→ **Task requirements**
Look for the word "index" in the entries below, then copy every line that has it.

→ **Information shown**
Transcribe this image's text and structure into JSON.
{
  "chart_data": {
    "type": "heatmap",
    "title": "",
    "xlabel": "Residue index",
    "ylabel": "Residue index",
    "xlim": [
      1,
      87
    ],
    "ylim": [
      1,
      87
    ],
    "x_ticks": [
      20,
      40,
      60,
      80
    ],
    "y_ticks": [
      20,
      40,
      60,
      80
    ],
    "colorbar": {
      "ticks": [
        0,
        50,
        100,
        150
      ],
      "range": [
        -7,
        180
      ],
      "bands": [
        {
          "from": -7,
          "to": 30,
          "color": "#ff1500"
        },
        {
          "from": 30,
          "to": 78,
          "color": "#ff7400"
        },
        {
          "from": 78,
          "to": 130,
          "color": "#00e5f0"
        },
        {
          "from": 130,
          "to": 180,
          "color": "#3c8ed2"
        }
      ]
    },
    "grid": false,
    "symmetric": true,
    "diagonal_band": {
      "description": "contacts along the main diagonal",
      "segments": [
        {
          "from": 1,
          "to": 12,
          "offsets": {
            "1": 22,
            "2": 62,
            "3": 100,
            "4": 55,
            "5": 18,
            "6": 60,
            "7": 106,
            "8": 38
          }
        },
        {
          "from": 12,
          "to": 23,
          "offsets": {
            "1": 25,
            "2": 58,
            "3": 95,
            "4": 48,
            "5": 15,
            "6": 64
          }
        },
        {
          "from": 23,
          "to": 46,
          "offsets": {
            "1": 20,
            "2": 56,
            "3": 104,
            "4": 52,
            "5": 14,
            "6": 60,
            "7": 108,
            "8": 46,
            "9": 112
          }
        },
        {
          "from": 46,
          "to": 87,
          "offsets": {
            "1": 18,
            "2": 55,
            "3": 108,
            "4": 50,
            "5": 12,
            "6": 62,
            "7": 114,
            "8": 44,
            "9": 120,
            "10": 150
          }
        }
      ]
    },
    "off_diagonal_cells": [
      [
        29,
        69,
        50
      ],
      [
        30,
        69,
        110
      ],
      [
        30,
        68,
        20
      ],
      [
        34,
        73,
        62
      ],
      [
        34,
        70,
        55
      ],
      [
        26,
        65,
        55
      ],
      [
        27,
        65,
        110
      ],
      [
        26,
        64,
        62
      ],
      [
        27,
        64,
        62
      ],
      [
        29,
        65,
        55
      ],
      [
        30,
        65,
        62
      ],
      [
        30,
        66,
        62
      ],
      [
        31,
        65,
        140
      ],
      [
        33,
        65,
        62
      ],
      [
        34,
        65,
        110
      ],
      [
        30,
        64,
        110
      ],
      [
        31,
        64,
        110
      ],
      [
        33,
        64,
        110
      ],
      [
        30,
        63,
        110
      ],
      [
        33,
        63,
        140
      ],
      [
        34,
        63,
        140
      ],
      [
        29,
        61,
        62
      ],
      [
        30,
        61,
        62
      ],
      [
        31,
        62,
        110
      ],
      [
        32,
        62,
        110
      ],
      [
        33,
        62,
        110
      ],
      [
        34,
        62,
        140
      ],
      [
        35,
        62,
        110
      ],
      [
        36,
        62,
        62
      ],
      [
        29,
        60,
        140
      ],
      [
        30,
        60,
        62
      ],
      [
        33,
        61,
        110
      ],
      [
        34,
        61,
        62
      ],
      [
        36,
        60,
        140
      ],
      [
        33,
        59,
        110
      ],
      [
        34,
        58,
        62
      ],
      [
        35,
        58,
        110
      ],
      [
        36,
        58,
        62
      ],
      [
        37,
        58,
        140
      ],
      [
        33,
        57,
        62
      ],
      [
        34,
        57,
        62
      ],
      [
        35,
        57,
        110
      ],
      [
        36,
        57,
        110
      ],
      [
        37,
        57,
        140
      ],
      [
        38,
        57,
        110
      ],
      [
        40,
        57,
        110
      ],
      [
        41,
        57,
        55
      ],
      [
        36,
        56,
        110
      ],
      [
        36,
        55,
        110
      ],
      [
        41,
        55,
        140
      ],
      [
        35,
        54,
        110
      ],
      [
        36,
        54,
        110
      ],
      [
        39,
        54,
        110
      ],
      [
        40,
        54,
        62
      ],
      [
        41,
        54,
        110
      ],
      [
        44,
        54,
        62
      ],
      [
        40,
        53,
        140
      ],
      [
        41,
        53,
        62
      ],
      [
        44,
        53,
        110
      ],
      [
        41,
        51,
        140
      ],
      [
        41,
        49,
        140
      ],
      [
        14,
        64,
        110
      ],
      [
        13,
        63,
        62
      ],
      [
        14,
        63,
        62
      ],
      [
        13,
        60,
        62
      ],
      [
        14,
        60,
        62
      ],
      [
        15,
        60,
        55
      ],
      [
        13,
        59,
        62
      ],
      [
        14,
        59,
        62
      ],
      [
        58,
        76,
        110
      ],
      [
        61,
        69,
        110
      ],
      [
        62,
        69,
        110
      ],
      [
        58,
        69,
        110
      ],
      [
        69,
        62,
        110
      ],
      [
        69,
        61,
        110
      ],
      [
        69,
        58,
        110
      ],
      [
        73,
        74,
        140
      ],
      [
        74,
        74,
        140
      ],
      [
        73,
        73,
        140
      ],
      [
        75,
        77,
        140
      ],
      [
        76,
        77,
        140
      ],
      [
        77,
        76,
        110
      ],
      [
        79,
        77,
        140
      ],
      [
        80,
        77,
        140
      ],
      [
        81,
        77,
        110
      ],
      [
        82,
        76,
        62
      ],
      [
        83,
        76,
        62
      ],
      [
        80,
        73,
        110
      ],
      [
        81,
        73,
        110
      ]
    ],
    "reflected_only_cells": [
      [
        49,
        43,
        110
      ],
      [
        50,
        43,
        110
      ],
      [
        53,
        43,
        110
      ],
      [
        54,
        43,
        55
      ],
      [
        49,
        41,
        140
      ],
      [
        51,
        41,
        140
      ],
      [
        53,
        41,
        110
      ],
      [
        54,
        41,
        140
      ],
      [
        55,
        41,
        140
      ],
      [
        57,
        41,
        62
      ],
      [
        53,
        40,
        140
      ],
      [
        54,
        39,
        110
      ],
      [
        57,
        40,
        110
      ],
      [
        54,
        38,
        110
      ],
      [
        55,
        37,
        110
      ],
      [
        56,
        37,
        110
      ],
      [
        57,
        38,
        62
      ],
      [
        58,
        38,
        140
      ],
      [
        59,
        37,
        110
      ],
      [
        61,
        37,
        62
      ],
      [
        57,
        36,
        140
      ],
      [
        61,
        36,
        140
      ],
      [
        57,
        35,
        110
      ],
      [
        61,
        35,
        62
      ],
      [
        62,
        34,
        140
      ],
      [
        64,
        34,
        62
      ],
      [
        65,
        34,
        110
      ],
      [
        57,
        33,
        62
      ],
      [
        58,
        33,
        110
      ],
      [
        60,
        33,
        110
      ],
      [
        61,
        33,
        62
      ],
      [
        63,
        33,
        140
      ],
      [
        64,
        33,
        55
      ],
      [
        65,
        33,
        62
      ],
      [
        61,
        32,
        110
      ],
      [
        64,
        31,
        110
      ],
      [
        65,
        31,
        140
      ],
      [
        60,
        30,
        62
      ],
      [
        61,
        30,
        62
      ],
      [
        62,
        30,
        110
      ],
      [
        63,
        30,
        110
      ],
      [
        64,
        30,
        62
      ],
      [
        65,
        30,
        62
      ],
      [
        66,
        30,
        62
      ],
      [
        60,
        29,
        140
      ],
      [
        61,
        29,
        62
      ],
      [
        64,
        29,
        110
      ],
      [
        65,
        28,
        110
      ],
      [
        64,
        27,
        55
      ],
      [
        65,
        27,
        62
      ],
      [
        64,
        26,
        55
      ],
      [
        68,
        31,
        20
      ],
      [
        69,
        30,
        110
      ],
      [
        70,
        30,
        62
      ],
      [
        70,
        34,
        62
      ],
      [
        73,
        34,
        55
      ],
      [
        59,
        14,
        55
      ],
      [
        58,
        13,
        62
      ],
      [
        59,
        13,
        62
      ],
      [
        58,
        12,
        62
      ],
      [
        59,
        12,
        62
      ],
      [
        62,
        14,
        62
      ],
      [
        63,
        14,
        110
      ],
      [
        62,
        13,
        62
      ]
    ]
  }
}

→ **Written response**
    "xlabel": "Residue index",
    "ylabel": "Residue index",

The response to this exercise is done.